(Description of the task) Reproduce, without any change, the stretch of the listing from the line containing "point bbox=[332, 508, 355, 532]" through the line containing "localize each UI", both of those lines included.

____________________

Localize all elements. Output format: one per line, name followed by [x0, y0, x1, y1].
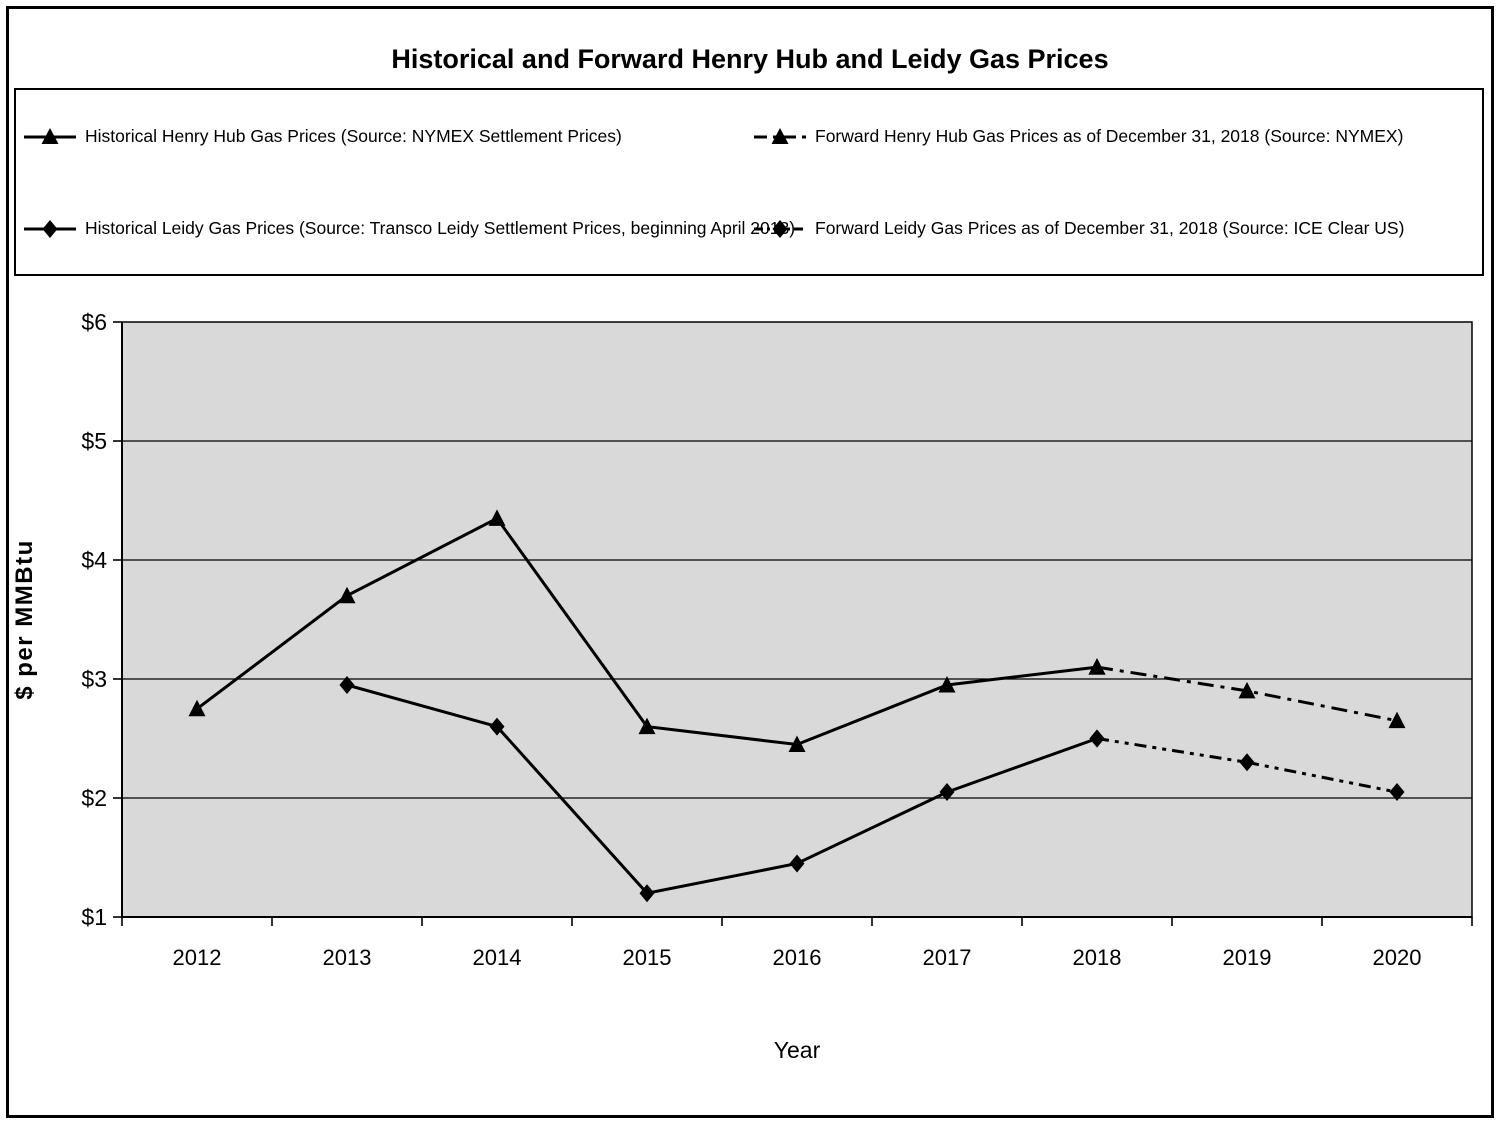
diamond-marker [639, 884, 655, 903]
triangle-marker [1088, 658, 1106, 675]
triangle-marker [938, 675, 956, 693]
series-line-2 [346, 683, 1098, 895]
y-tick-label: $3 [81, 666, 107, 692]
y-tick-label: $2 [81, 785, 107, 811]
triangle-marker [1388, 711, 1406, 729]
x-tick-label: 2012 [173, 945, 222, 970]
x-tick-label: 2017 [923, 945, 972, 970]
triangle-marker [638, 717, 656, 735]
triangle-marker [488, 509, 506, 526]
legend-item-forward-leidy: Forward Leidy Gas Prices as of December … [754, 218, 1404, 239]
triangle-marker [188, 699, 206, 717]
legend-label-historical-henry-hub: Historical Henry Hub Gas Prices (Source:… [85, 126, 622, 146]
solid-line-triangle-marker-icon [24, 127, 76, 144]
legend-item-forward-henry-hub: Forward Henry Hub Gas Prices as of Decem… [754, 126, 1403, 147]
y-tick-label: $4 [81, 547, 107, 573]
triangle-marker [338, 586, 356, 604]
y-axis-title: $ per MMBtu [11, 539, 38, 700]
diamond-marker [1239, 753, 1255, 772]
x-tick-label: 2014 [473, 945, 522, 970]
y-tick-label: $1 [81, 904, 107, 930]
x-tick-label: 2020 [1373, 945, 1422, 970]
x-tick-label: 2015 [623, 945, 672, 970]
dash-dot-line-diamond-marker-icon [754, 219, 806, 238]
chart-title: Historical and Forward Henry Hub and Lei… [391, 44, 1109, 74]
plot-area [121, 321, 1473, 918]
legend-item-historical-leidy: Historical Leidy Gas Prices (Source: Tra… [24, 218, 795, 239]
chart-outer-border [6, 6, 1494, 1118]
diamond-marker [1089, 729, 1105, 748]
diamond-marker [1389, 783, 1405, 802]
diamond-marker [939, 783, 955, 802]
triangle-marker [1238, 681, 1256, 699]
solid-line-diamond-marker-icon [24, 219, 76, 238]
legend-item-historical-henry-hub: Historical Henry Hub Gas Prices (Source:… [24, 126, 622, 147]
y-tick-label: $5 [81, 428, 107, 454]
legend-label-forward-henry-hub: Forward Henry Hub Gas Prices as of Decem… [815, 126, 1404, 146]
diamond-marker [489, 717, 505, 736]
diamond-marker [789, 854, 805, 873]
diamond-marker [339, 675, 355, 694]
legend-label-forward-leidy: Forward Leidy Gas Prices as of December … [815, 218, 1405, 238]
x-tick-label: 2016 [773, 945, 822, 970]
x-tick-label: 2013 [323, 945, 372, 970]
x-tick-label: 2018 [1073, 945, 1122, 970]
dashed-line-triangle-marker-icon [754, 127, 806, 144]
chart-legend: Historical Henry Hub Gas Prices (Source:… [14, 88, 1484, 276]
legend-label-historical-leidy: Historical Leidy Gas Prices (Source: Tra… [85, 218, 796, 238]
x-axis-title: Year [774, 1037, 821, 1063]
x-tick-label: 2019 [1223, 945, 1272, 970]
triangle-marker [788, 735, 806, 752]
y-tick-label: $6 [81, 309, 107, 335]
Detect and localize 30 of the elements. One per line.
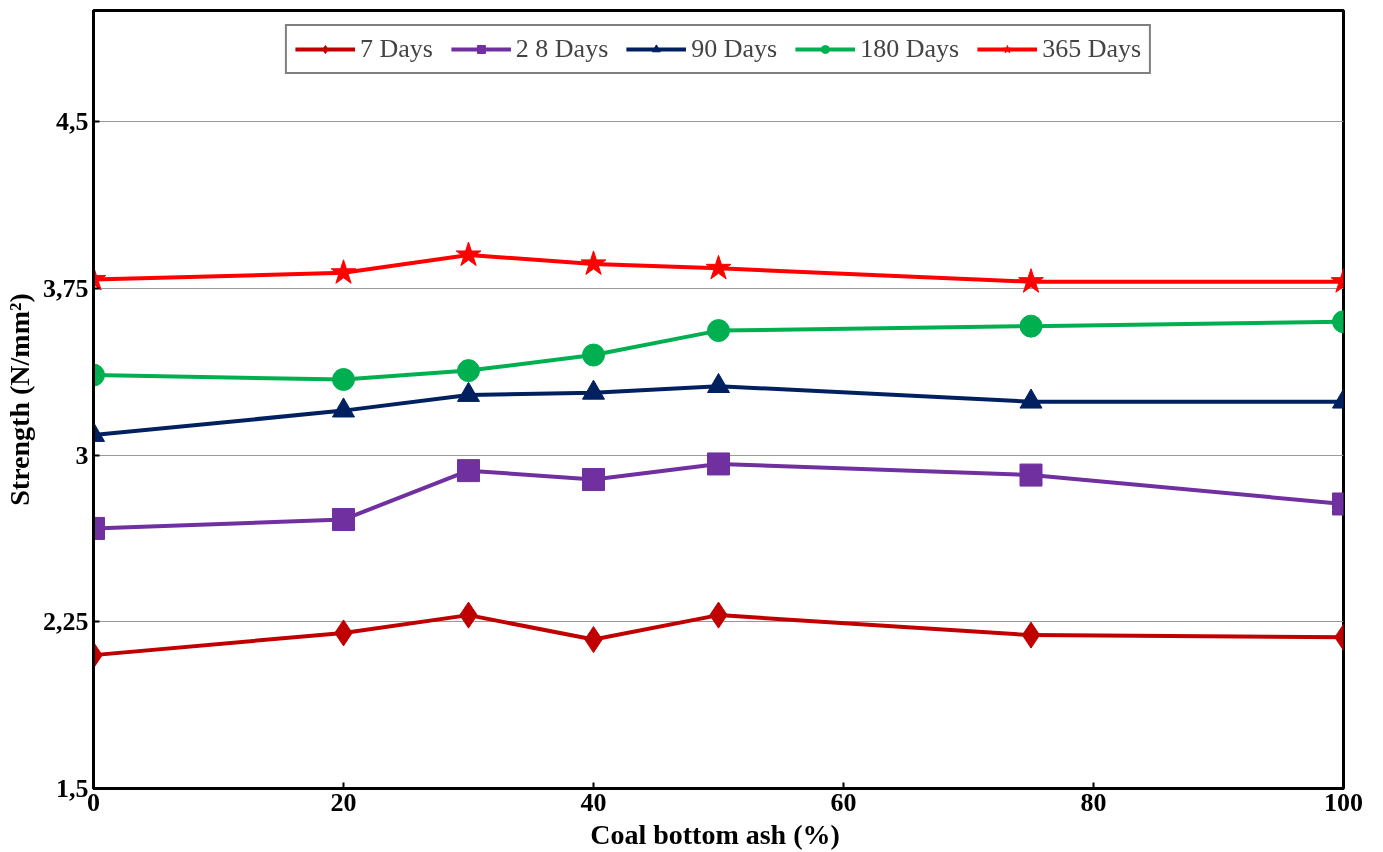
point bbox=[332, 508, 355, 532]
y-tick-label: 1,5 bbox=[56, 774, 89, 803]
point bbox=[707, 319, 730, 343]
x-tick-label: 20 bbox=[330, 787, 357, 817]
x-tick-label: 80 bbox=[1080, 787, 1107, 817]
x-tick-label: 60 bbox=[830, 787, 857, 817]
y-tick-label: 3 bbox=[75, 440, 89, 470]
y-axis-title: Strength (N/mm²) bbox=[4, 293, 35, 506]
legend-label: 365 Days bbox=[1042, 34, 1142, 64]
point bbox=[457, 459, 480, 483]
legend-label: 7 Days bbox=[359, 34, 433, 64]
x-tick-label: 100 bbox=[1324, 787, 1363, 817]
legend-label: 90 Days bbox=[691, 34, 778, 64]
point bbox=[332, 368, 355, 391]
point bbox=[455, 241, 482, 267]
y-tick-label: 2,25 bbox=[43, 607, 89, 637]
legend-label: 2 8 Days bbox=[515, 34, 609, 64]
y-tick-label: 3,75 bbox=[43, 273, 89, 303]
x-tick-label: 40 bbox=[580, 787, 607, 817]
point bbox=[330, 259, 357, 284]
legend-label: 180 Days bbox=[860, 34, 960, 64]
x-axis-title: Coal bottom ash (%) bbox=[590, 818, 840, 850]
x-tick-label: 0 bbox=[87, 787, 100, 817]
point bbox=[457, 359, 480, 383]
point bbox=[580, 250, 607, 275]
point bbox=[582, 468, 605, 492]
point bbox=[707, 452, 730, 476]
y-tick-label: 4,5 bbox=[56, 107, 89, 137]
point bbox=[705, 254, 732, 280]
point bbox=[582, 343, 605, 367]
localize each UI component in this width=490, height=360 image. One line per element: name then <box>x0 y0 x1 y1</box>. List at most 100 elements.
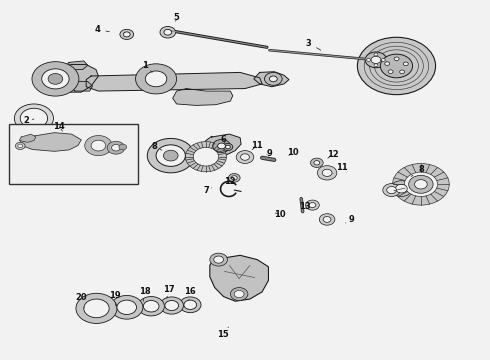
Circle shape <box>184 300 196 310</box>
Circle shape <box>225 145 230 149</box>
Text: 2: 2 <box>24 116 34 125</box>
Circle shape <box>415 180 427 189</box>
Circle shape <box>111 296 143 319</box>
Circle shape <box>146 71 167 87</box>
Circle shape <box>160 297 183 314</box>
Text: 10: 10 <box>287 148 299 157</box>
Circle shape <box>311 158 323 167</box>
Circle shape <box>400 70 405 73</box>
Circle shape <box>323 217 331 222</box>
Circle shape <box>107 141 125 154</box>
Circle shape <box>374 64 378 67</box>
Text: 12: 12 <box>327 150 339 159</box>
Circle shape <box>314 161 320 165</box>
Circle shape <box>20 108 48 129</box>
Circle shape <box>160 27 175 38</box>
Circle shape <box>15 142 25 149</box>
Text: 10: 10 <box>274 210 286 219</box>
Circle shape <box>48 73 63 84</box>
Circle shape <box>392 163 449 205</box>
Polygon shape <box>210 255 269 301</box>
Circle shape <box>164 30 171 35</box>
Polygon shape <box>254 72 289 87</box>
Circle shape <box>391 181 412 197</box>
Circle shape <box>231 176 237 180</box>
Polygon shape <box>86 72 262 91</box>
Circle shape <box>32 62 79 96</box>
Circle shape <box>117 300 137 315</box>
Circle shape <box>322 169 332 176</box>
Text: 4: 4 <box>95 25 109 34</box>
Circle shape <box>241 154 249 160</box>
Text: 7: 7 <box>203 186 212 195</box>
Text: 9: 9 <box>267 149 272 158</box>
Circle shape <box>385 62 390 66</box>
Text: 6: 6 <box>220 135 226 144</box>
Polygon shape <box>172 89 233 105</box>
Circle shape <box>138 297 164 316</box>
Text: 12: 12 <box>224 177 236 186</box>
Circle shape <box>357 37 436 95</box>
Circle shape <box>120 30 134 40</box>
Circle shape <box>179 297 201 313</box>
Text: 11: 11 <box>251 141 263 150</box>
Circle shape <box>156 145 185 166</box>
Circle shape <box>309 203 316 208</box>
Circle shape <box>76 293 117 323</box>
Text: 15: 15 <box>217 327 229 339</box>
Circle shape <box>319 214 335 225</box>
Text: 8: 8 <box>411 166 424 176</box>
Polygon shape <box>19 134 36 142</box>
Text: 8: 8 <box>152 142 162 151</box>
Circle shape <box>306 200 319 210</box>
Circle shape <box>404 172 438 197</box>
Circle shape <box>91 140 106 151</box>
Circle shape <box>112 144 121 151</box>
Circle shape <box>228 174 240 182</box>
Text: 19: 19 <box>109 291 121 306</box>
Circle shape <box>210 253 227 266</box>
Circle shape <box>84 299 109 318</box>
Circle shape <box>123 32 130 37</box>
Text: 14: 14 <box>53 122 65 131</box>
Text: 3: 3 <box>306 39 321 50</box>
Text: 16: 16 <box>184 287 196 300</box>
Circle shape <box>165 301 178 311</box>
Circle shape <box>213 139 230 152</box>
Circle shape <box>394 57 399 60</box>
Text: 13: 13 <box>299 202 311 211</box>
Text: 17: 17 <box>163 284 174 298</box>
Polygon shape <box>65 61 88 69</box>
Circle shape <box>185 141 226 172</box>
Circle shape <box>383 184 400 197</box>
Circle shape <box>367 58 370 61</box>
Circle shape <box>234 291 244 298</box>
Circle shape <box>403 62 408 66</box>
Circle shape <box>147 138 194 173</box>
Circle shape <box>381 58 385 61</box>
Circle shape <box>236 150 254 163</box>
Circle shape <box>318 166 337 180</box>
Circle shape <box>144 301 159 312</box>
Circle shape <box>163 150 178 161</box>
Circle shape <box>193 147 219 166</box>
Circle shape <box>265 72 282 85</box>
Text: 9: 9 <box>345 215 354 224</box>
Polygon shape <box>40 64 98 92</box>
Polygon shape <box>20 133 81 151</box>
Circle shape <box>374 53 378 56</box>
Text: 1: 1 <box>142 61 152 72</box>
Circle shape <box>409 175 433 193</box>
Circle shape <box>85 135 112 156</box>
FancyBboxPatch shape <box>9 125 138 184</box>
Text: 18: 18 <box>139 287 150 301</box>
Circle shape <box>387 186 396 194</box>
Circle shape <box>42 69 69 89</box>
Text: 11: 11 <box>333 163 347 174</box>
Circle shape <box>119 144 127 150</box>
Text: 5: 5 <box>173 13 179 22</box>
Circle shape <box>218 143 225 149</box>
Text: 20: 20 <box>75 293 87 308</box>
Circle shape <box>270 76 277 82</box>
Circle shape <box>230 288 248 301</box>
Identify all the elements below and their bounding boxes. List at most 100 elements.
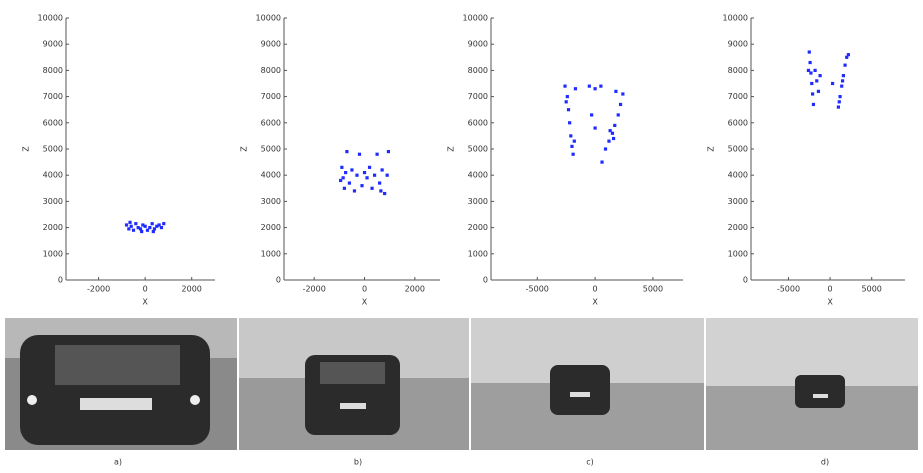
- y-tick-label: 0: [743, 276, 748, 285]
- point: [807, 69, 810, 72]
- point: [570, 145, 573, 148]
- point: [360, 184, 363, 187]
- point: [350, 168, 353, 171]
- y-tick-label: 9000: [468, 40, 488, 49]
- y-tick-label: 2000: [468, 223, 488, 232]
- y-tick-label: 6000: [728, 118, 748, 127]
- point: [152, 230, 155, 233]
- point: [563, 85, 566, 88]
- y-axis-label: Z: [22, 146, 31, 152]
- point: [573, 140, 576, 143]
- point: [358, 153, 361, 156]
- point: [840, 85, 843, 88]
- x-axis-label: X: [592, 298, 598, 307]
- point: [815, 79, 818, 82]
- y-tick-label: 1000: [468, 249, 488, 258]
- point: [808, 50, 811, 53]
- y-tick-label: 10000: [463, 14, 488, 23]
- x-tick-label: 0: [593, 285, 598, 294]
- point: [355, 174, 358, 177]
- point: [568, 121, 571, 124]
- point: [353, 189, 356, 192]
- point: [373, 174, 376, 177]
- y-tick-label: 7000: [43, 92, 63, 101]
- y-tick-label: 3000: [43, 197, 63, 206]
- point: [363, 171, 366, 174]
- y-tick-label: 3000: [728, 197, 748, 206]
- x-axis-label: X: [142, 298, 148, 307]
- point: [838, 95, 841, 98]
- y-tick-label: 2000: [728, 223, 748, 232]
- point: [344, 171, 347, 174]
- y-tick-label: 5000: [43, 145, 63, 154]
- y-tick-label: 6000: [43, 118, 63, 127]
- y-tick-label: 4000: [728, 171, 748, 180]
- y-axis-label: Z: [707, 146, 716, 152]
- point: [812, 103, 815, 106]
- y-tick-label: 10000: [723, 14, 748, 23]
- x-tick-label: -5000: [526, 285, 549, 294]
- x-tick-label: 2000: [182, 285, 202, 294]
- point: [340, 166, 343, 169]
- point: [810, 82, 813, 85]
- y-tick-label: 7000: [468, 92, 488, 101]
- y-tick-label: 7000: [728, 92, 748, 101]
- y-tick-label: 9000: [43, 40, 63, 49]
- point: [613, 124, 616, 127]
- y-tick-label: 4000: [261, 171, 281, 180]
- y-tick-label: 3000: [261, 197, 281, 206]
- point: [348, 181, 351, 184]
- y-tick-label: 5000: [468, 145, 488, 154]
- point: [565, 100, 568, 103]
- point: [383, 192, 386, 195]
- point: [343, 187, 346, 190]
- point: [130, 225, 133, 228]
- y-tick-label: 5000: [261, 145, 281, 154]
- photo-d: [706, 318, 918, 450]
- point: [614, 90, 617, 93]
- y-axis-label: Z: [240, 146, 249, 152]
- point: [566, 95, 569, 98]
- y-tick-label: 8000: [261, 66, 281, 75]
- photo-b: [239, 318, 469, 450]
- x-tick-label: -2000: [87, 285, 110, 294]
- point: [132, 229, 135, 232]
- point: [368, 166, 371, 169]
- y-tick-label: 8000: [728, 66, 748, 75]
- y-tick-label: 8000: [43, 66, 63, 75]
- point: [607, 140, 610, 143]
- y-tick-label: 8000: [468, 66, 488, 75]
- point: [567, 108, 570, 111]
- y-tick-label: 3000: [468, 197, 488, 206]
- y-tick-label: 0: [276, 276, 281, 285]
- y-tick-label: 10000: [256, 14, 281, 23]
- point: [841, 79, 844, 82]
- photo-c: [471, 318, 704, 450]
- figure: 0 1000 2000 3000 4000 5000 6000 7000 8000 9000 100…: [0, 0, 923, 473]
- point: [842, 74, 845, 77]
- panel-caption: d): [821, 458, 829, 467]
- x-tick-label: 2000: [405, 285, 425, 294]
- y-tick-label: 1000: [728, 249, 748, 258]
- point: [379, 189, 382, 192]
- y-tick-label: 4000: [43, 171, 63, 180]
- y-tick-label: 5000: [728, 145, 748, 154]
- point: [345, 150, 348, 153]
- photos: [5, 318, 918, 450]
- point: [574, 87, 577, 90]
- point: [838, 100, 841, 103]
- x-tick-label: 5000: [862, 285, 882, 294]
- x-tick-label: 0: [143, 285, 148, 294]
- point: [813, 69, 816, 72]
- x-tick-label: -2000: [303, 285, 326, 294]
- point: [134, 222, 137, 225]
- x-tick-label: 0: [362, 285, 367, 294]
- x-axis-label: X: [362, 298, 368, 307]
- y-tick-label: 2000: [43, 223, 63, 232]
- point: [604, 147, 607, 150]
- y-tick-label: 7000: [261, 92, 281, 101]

____________________

(Solution below)
point bbox=[332, 508, 355, 532]
y-tick-label: 1,5 bbox=[56, 774, 89, 803]
point bbox=[707, 319, 730, 343]
x-tick-label: 20 bbox=[330, 787, 357, 817]
x-tick-label: 80 bbox=[1080, 787, 1107, 817]
x-tick-label: 60 bbox=[830, 787, 857, 817]
y-tick-label: 3 bbox=[75, 440, 89, 470]
y-axis-title: Strength (N/mm²) bbox=[4, 293, 35, 506]
legend-label: 365 Days bbox=[1042, 34, 1142, 64]
point bbox=[457, 459, 480, 483]
legend-label: 7 Days bbox=[359, 34, 433, 64]
x-tick-label: 100 bbox=[1324, 787, 1363, 817]
legend-label: 90 Days bbox=[691, 34, 778, 64]
point bbox=[332, 368, 355, 391]
point bbox=[455, 241, 482, 267]
y-tick-label: 2,25 bbox=[43, 607, 89, 637]
legend-label: 2 8 Days bbox=[515, 34, 609, 64]
y-tick-label: 3,75 bbox=[43, 273, 89, 303]
x-tick-label: 40 bbox=[580, 787, 607, 817]
point bbox=[330, 259, 357, 284]
legend-label: 180 Days bbox=[860, 34, 960, 64]
x-axis-title: Coal bottom ash (%) bbox=[590, 818, 840, 850]
x-tick-label: 0 bbox=[87, 787, 100, 817]
point bbox=[457, 359, 480, 383]
point bbox=[580, 250, 607, 275]
point bbox=[582, 468, 605, 492]
point bbox=[707, 452, 730, 476]
y-tick-label: 4,5 bbox=[56, 107, 89, 137]
point bbox=[705, 254, 732, 280]
point bbox=[582, 343, 605, 367]
localize each UI component in this width=490, height=360 image. One line per element: name then <box>x0 y0 x1 y1</box>. List at most 100 elements.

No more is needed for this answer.